● **EXERCISE**:
Write out all of the entries that follow, word for word, but skip the pictures.

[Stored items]
::::

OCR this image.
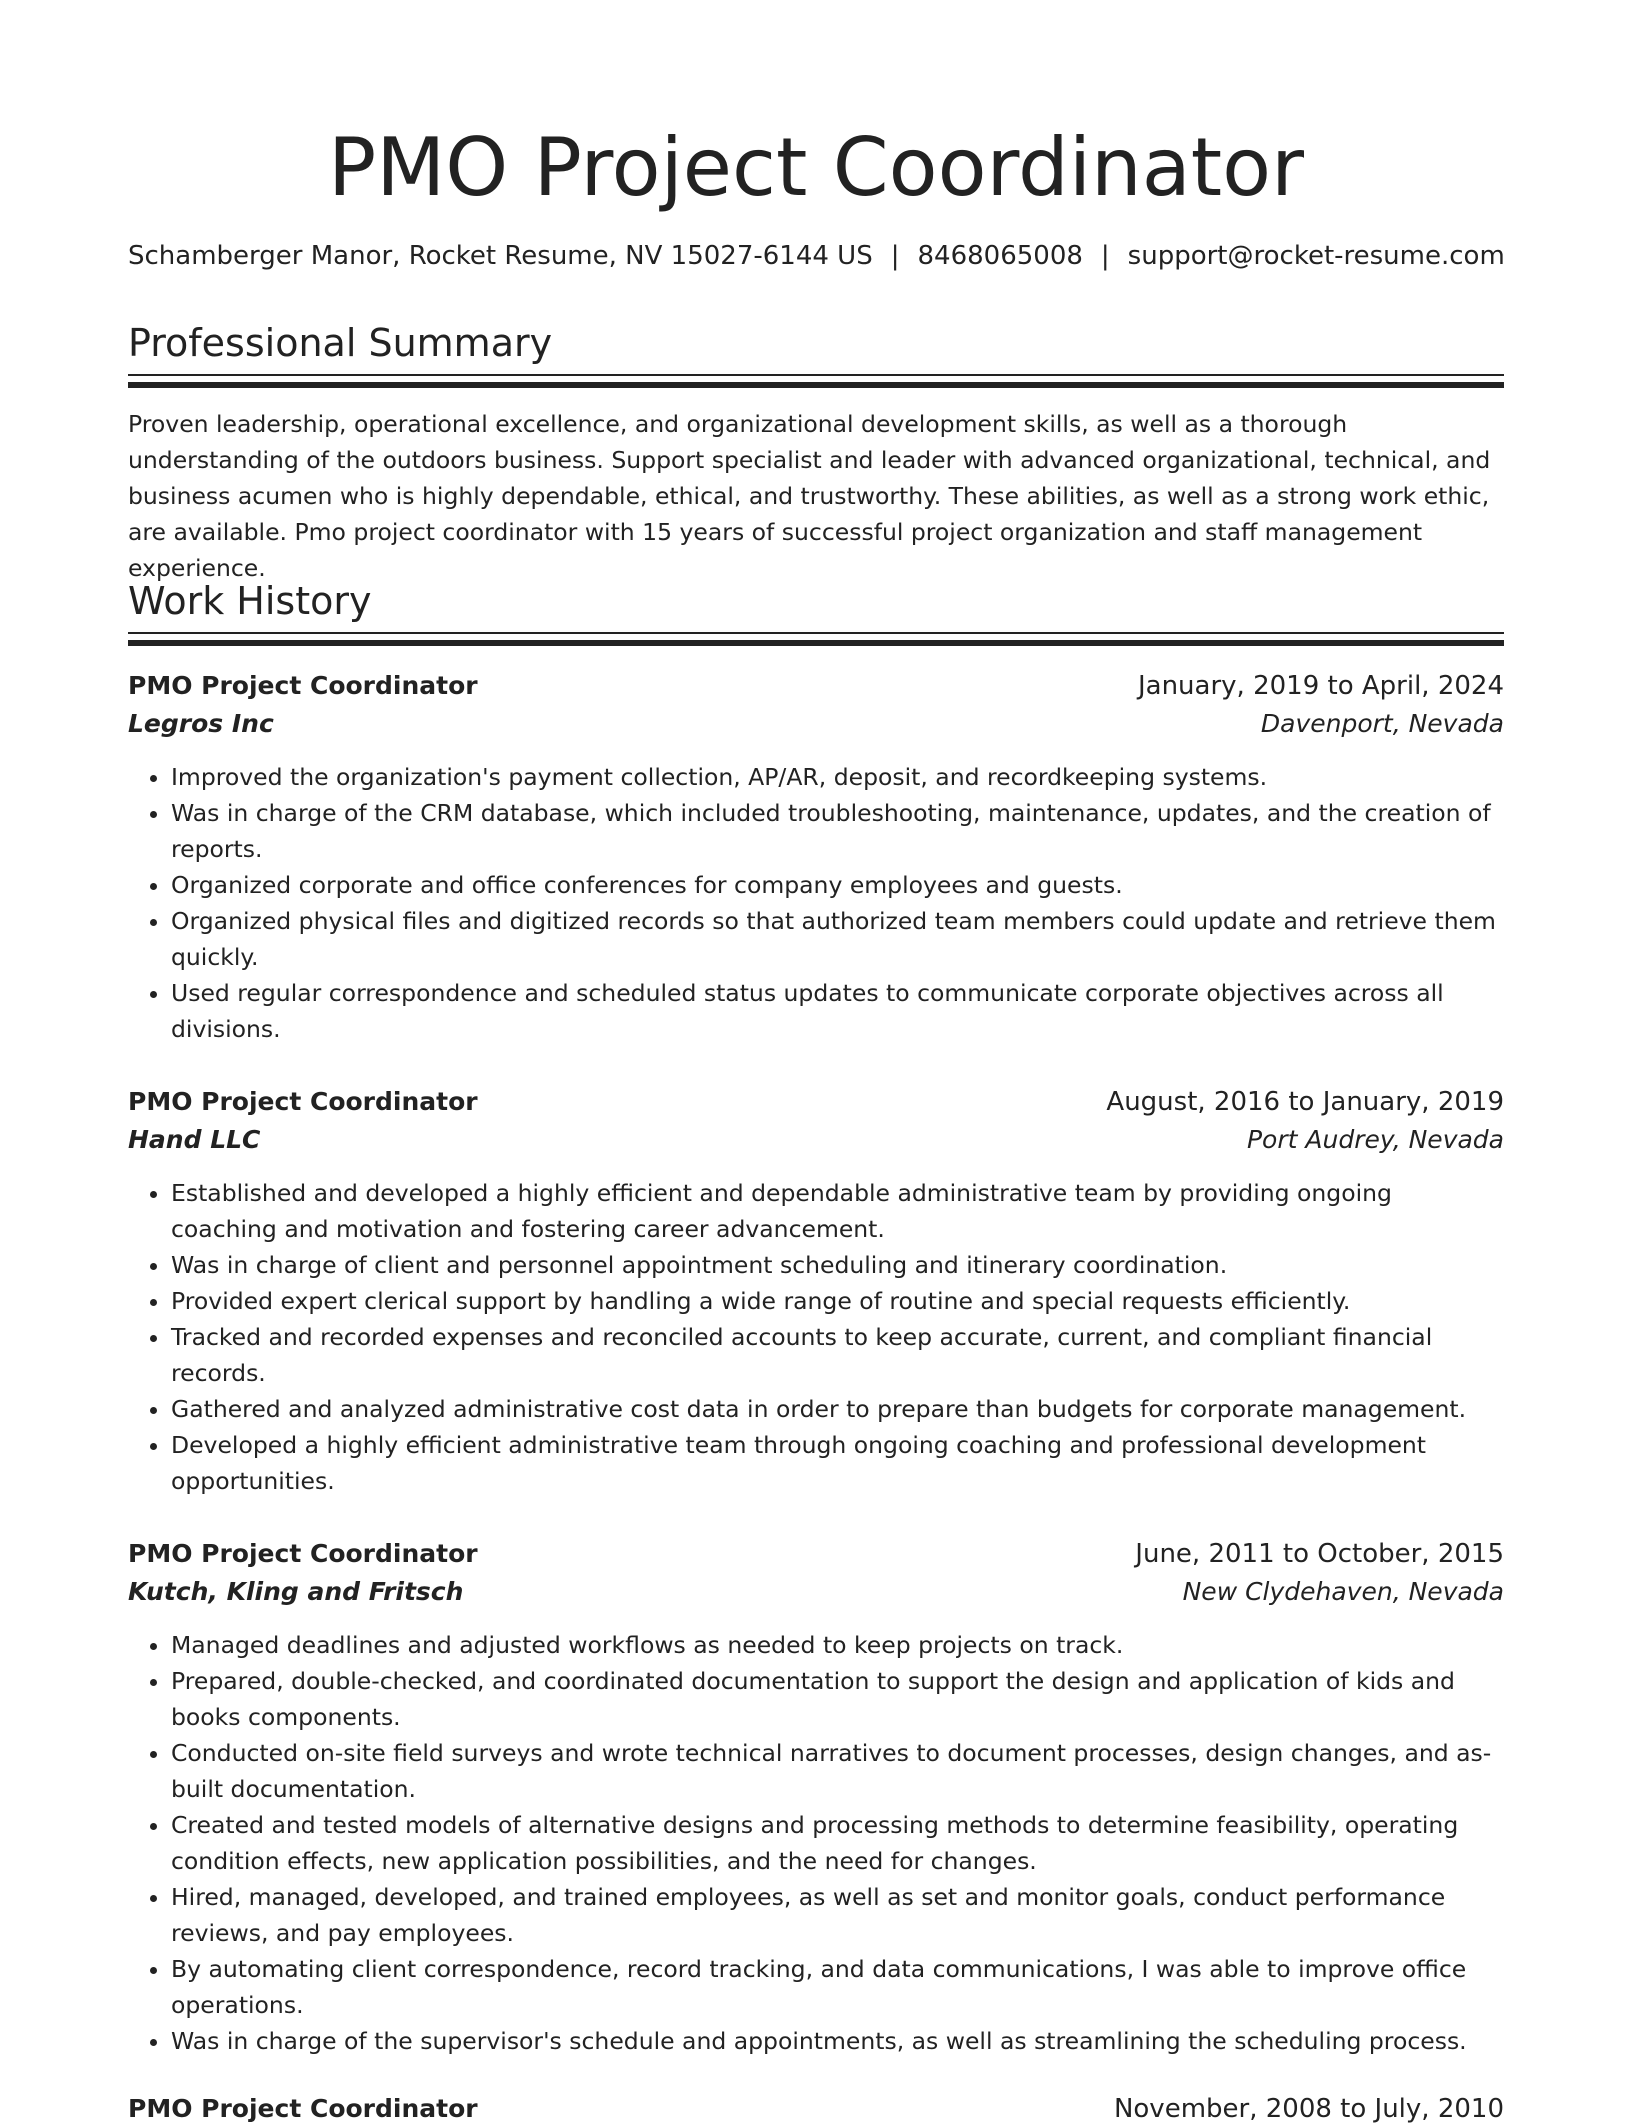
PMO Project Coordinator
Schamberger Manor, Rocket Resume, NV 15027-6144 US | 8468065008 | support@rocket-resume.com
Professional Summary

Proven leadership, operational excellence, and organizational development skills, as well as a thorough understanding of the outdoors business. Support specialist and leader with advanced organizational, technical, and business acumen who is highly dependable, ethical, and trustworthy. These abilities, as well as a strong work ethic, are available. Pmo project coordinator with 15 years of successful project organization and staff management experience.

Work History
PMO Project Coordinator	January, 2019 to April, 2024
Legros Inc	Davenport, Nevada
• Improved the organization's payment collection, AP/AR, deposit, and recordkeeping systems.
• Was in charge of the CRM database, which included troubleshooting, maintenance, updates, and the creation of reports.
• Organized corporate and office conferences for company employees and guests.
• Organized physical files and digitized records so that authorized team members could update and retrieve them quickly.
• Used regular correspondence and scheduled status updates to communicate corporate objectives across all divisions.
PMO Project Coordinator	August, 2016 to January, 2019
Hand LLC	Port Audrey, Nevada
• Established and developed a highly efficient and dependable administrative team by providing ongoing coaching and motivation and fostering career advancement.
• Was in charge of client and personnel appointment scheduling and itinerary coordination.
• Provided expert clerical support by handling a wide range of routine and special requests efficiently.
• Tracked and recorded expenses and reconciled accounts to keep accurate, current, and compliant financial records.
• Gathered and analyzed administrative cost data in order to prepare than budgets for corporate management.
• Developed a highly efficient administrative team through ongoing coaching and professional development opportunities.
PMO Project Coordinator	June, 2011 to October, 2015
Kutch, Kling and Fritsch	New Clydehaven, Nevada
• Managed deadlines and adjusted workflows as needed to keep projects on track.
• Prepared, double-checked, and coordinated documentation to support the design and application of kids and books components.
• Conducted on-site field surveys and wrote technical narratives to document processes, design changes, and as-built documentation.
• Created and tested models of alternative designs and processing methods to determine feasibility, operating condition effects, new application possibilities, and the need for changes.
• Hired, managed, developed, and trained employees, as well as set and monitor goals, conduct performance reviews, and pay employees.
• By automating client correspondence, record tracking, and data communications, I was able to improve office operations.
• Was in charge of the supervisor's schedule and appointments, as well as streamlining the scheduling process.
PMO Project Coordinator	November, 2008 to July, 2010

::::

● **EXPECTED OUTPUT**:
OCR this image.
PMO Project Coordinator
Schamberger Manor, Rocket Resume, NV 15027-6144 US | 8468065008 | support@rocket-resume.com
Professional Summary

Proven leadership, operational excellence, and organizational development skills, as well as a thorough understanding of the outdoors business. Support specialist and leader with advanced organizational, technical, and business acumen who is highly dependable, ethical, and trustworthy. These abilities, as well as a strong work ethic, are available. Pmo project coordinator with 15 years of successful project organization and staff management experience.

Work History
PMO Project Coordinator	January, 2019 to April, 2024
Legros Inc	Davenport, Nevada
• Improved the organization's payment collection, AP/AR, deposit, and recordkeeping systems.
• Was in charge of the CRM database, which included troubleshooting, maintenance, updates, and the creation of reports.
• Organized corporate and office conferences for company employees and guests.
• Organized physical files and digitized records so that authorized team members could update and retrieve them quickly.
• Used regular correspondence and scheduled status updates to communicate corporate objectives across all divisions.
PMO Project Coordinator	August, 2016 to January, 2019
Hand LLC	Port Audrey, Nevada
• Established and developed a highly efficient and dependable administrative team by providing ongoing coaching and motivation and fostering career advancement.
• Was in charge of client and personnel appointment scheduling and itinerary coordination.
• Provided expert clerical support by handling a wide range of routine and special requests efficiently.
• Tracked and recorded expenses and reconciled accounts to keep accurate, current, and compliant financial records.
• Gathered and analyzed administrative cost data in order to prepare than budgets for corporate management.
• Developed a highly efficient administrative team through ongoing coaching and professional development opportunities.
PMO Project Coordinator	June, 2011 to October, 2015
Kutch, Kling and Fritsch	New Clydehaven, Nevada
• Managed deadlines and adjusted workflows as needed to keep projects on track.
• Prepared, double-checked, and coordinated documentation to support the design and application of kids and books components.
• Conducted on-site field surveys and wrote technical narratives to document processes, design changes, and as-built documentation.
• Created and tested models of alternative designs and processing methods to determine feasibility, operating condition effects, new application possibilities, and the need for changes.
• Hired, managed, developed, and trained employees, as well as set and monitor goals, conduct performance reviews, and pay employees.
• By automating client correspondence, record tracking, and data communications, I was able to improve office operations.
• Was in charge of the supervisor's schedule and appointments, as well as streamlining the scheduling process.
PMO Project Coordinator	November, 2008 to July, 2010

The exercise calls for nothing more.